**What the task asks:** Give all of the lines again exactly as they read.

**Stored entries:**
┌──

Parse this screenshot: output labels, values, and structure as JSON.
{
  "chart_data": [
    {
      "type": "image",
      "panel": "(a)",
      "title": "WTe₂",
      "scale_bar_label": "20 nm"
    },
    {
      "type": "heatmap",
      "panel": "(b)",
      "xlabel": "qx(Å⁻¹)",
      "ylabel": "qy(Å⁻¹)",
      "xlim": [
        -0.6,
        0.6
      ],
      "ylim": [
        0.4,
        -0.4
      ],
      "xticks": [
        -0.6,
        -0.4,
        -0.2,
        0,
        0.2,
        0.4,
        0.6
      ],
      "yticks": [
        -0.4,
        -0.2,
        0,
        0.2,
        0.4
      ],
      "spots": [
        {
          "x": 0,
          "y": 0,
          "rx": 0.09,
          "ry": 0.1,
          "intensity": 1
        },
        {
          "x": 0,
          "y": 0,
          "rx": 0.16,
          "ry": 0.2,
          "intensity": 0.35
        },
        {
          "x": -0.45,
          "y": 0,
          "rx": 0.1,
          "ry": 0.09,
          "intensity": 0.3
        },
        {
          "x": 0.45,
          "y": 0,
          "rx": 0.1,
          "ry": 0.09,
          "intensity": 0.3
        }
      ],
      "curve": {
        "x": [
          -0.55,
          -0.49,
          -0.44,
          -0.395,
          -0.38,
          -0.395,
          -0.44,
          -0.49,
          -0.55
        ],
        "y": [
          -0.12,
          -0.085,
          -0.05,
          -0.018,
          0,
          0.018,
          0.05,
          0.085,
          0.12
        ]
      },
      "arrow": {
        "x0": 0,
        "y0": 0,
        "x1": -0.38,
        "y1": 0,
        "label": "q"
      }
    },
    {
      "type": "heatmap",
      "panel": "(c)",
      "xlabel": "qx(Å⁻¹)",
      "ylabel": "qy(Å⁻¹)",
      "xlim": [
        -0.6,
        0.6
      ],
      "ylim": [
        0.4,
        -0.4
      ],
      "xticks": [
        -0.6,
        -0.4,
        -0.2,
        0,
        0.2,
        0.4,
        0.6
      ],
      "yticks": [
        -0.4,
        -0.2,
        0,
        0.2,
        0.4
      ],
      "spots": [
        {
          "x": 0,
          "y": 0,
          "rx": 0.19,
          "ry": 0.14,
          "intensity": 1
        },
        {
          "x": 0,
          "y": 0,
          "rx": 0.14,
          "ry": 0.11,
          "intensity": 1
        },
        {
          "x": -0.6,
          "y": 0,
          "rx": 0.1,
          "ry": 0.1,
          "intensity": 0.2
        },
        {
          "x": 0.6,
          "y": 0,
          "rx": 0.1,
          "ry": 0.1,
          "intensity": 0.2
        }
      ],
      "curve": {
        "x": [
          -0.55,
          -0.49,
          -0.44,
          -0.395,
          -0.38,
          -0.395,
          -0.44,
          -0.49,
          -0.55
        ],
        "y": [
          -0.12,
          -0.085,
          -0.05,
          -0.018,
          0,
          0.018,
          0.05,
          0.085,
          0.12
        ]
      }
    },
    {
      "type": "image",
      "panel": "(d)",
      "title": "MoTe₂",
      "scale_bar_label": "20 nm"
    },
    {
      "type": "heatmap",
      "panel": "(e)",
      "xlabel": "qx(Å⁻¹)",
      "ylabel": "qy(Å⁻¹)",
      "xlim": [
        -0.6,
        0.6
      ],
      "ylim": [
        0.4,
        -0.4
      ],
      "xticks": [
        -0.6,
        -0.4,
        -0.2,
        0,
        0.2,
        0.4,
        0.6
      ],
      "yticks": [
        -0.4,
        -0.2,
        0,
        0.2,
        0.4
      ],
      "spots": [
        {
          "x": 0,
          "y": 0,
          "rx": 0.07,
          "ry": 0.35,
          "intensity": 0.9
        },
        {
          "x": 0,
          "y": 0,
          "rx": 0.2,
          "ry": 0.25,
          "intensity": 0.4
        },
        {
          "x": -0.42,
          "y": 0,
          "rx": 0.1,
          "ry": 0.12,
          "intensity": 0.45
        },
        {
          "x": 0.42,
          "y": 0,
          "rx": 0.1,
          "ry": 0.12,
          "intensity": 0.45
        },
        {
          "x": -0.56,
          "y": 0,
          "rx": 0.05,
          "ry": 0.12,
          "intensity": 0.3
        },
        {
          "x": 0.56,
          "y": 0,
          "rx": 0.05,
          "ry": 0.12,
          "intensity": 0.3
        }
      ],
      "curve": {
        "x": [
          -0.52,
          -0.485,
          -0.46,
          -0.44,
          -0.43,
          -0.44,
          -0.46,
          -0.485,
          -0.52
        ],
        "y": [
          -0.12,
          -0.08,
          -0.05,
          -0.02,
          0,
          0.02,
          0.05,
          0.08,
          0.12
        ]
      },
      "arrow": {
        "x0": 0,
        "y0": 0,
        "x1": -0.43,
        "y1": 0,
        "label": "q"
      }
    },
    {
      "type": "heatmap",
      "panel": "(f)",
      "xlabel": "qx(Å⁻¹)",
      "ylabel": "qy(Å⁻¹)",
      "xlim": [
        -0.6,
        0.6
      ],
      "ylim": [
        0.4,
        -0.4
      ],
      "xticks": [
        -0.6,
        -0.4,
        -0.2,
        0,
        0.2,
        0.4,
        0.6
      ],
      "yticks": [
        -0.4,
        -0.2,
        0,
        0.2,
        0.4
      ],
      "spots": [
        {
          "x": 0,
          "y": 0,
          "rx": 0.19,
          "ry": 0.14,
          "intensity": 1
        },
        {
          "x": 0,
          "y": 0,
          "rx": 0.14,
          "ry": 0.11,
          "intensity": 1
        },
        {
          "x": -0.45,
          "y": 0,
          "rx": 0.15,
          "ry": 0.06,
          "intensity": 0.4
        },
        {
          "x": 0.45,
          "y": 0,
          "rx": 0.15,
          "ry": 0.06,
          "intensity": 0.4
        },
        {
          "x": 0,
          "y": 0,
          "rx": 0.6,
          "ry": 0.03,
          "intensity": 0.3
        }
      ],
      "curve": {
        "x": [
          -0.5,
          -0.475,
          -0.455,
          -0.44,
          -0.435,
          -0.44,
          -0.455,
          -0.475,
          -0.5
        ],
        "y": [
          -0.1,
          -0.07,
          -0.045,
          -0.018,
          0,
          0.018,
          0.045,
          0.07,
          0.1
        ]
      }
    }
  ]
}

└──

**The solution:**
Parse this screenshot: output labels, values, and structure as JSON.
{
  "chart_data": [
    {
      "type": "image",
      "panel": "(a)",
      "title": "WTe₂",
      "scale_bar_label": "20 nm"
    },
    {
      "type": "heatmap",
      "panel": "(b)",
      "xlabel": "qx(Å⁻¹)",
      "ylabel": "qy(Å⁻¹)",
      "xlim": [
        -0.6,
        0.6
      ],
      "ylim": [
        0.4,
        -0.4
      ],
      "xticks": [
        -0.6,
        -0.4,
        -0.2,
        0,
        0.2,
        0.4,
        0.6
      ],
      "yticks": [
        -0.4,
        -0.2,
        0,
        0.2,
        0.4
      ],
      "spots": [
        {
          "x": 0,
          "y": 0,
          "rx": 0.09,
          "ry": 0.1,
          "intensity": 1
        },
        {
          "x": 0,
          "y": 0,
          "rx": 0.16,
          "ry": 0.2,
          "intensity": 0.35
        },
        {
          "x": -0.45,
          "y": 0,
          "rx": 0.1,
          "ry": 0.09,
          "intensity": 0.3
        },
        {
          "x": 0.45,
          "y": 0,
          "rx": 0.1,
          "ry": 0.09,
          "intensity": 0.3
        }
      ],
      "curve": {
        "x": [
          -0.55,
          -0.49,
          -0.44,
          -0.395,
          -0.38,
          -0.395,
          -0.44,
          -0.49,
          -0.55
        ],
        "y": [
          -0.12,
          -0.085,
          -0.05,
          -0.018,
          0,
          0.018,
          0.05,
          0.085,
          0.12
        ]
      },
      "arrow": {
        "x0": 0,
        "y0": 0,
        "x1": -0.38,
        "y1": 0,
        "label": "q"
      }
    },
    {
      "type": "heatmap",
      "panel": "(c)",
      "xlabel": "qx(Å⁻¹)",
      "ylabel": "qy(Å⁻¹)",
      "xlim": [
        -0.6,
        0.6
      ],
      "ylim": [
        0.4,
        -0.4
      ],
      "xticks": [
        -0.6,
        -0.4,
        -0.2,
        0,
        0.2,
        0.4,
        0.6
      ],
      "yticks": [
        -0.4,
        -0.2,
        0,
        0.2,
        0.4
      ],
      "spots": [
        {
          "x": 0,
          "y": 0,
          "rx": 0.19,
          "ry": 0.14,
          "intensity": 1
        },
        {
          "x": 0,
          "y": 0,
          "rx": 0.14,
          "ry": 0.11,
          "intensity": 1
        },
        {
          "x": -0.6,
          "y": 0,
          "rx": 0.1,
          "ry": 0.1,
          "intensity": 0.2
        },
        {
          "x": 0.6,
          "y": 0,
          "rx": 0.1,
          "ry": 0.1,
          "intensity": 0.2
        }
      ],
      "curve": {
        "x": [
          -0.55,
          -0.49,
          -0.44,
          -0.395,
          -0.38,
          -0.395,
          -0.44,
          -0.49,
          -0.55
        ],
        "y": [
          -0.12,
          -0.085,
          -0.05,
          -0.018,
          0,
          0.018,
          0.05,
          0.085,
          0.12
        ]
      }
    },
    {
      "type": "image",
      "panel": "(d)",
      "title": "MoTe₂",
      "scale_bar_label": "20 nm"
    },
    {
      "type": "heatmap",
      "panel": "(e)",
      "xlabel": "qx(Å⁻¹)",
      "ylabel": "qy(Å⁻¹)",
      "xlim": [
        -0.6,
        0.6
      ],
      "ylim": [
        0.4,
        -0.4
      ],
      "xticks": [
        -0.6,
        -0.4,
        -0.2,
        0,
        0.2,
        0.4,
        0.6
      ],
      "yticks": [
        -0.4,
        -0.2,
        0,
        0.2,
        0.4
      ],
      "spots": [
        {
          "x": 0,
          "y": 0,
          "rx": 0.07,
          "ry": 0.35,
          "intensity": 0.9
        },
        {
          "x": 0,
          "y": 0,
          "rx": 0.2,
          "ry": 0.25,
          "intensity": 0.4
        },
        {
          "x": -0.42,
          "y": 0,
          "rx": 0.1,
          "ry": 0.12,
          "intensity": 0.45
        },
        {
          "x": 0.42,
          "y": 0,
          "rx": 0.1,
          "ry": 0.12,
          "intensity": 0.45
        },
        {
          "x": -0.56,
          "y": 0,
          "rx": 0.05,
          "ry": 0.12,
          "intensity": 0.3
        },
        {
          "x": 0.56,
          "y": 0,
          "rx": 0.05,
          "ry": 0.12,
          "intensity": 0.3
        }
      ],
      "curve": {
        "x": [
          -0.52,
          -0.485,
          -0.46,
          -0.44,
          -0.43,
          -0.44,
          -0.46,
          -0.485,
          -0.52
        ],
        "y": [
          -0.12,
          -0.08,
          -0.05,
          -0.02,
          0,
          0.02,
          0.05,
          0.08,
          0.12
        ]
      },
      "arrow": {
        "x0": 0,
        "y0": 0,
        "x1": -0.43,
        "y1": 0,
        "label": "q"
      }
    },
    {
      "type": "heatmap",
      "panel": "(f)",
      "xlabel": "qx(Å⁻¹)",
      "ylabel": "qy(Å⁻¹)",
      "xlim": [
        -0.6,
        0.6
      ],
      "ylim": [
        0.4,
        -0.4
      ],
      "xticks": [
        -0.6,
        -0.4,
        -0.2,
        0,
        0.2,
        0.4,
        0.6
      ],
      "yticks": [
        -0.4,
        -0.2,
        0,
        0.2,
        0.4
      ],
      "spots": [
        {
          "x": 0,
          "y": 0,
          "rx": 0.19,
          "ry": 0.14,
          "intensity": 1
        },
        {
          "x": 0,
          "y": 0,
          "rx": 0.14,
          "ry": 0.11,
          "intensity": 1
        },
        {
          "x": -0.45,
          "y": 0,
          "rx": 0.15,
          "ry": 0.06,
          "intensity": 0.4
        },
        {
          "x": 0.45,
          "y": 0,
          "rx": 0.15,
          "ry": 0.06,
          "intensity": 0.4
        },
        {
          "x": 0,
          "y": 0,
          "rx": 0.6,
          "ry": 0.03,
          "intensity": 0.3
        }
      ],
      "curve": {
        "x": [
          -0.5,
          -0.475,
          -0.455,
          -0.44,
          -0.435,
          -0.44,
          -0.455,
          -0.475,
          -0.5
        ],
        "y": [
          -0.1,
          -0.07,
          -0.045,
          -0.018,
          0,
          0.018,
          0.045,
          0.07,
          0.1
        ]
      }
    }
  ]
}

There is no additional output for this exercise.